▶ [Exercise materials]:
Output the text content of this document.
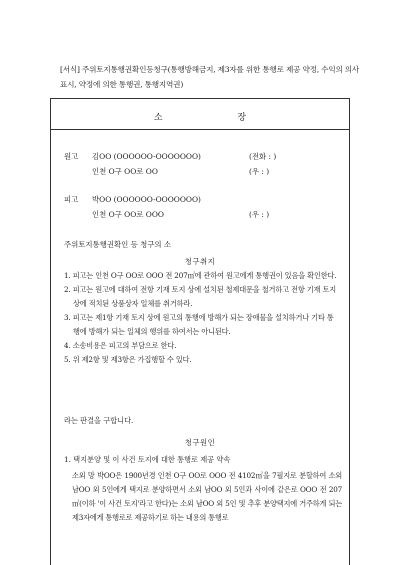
[서식] 주위토지통행권확인등청구(통행방해금지, 제3자를 위한 통행로 제공 약정, 수익의 의사표시, 약정에 의한 통행권, 통행지역권)
소 장
원고 김OO (OOOOOO-OOOOOOO)	(전화 : )
인천 O구 OO로 OO	(우 : )
피고 박OO (OOOOOO-OOOOOOO)
인천 O구 OO로 OOO	(우 : )
주위토지통행권확인 등 청구의 소
청구취지
1. 피고는 인천 O구 OO로 OOO 전 207㎡에 관하여 원고에게 통행권이 있음을 확인한다.
2. 피고는 원고에 대하여 전항 기재 토지 상에 설치된 철제대문을 철거하고 전항 기재 토지상에 적치된 상품상자 일체를 취거하라.
3. 피고는 제1항 기재 토지 상에 원고의 통행에 방해가 되는 장애물을 설치하거나 기타 통행에 방해가 되는 일체의 행위를 하여서는 아니된다.
4. 소송비용은 피고의 부담으로 한다.
5. 위 제2항 및 제3항은 가집행할 수 있다.
라는 판결을 구합니다.
청구원인
1. 택지분양 및 이 사건 토지에 대한 통행로 제공 약속
소외 망 박OO은 1900년경 인천 O구 OO로 OOO 전 4102㎡을 7필지로 분할하여 소외 남OO 외 5인에게 택지로 분양하면서 소외 남OO 외 5인과 사이에 같은로 OOO 전 207㎡(이하 '이 사건 토지'라고 한다)는 소외 남OO 외 5인 및 추후 분양택지에 거주하게 되는 제3자에게 통행로로 제공하기로 하는 내용의 통행로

▶ [Task prompt]:
Make a word-for-word copy of the entries, without any pictures.

▶ [Solution to this problem]:
Output the text content of this document.
[서식] 주위토지통행권확인등청구(통행방해금지, 제3자를 위한 통행로 제공 약정, 수익의 의사표시, 약정에 의한 통행권, 통행지역권)
소 장
원고 김OO (OOOOOO-OOOOOOO)	(전화 : )
인천 O구 OO로 OO	(우 : )
피고 박OO (OOOOOO-OOOOOOO)
인천 O구 OO로 OOO	(우 : )
주위토지통행권확인 등 청구의 소
청구취지
1. 피고는 인천 O구 OO로 OOO 전 207㎡에 관하여 원고에게 통행권이 있음을 확인한다.
2. 피고는 원고에 대하여 전항 기재 토지 상에 설치된 철제대문을 철거하고 전항 기재 토지상에 적치된 상품상자 일체를 취거하라.
3. 피고는 제1항 기재 토지 상에 원고의 통행에 방해가 되는 장애물을 설치하거나 기타 통행에 방해가 되는 일체의 행위를 하여서는 아니된다.
4. 소송비용은 피고의 부담으로 한다.
5. 위 제2항 및 제3항은 가집행할 수 있다.
라는 판결을 구합니다.
청구원인
1. 택지분양 및 이 사건 토지에 대한 통행로 제공 약속
소외 망 박OO은 1900년경 인천 O구 OO로 OOO 전 4102㎡을 7필지로 분할하여 소외 남OO 외 5인에게 택지로 분양하면서 소외 남OO 외 5인과 사이에 같은로 OOO 전 207㎡(이하 '이 사건 토지'라고 한다)는 소외 남OO 외 5인 및 추후 분양택지에 거주하게 되는 제3자에게 통행로로 제공하기로 하는 내용의 통행로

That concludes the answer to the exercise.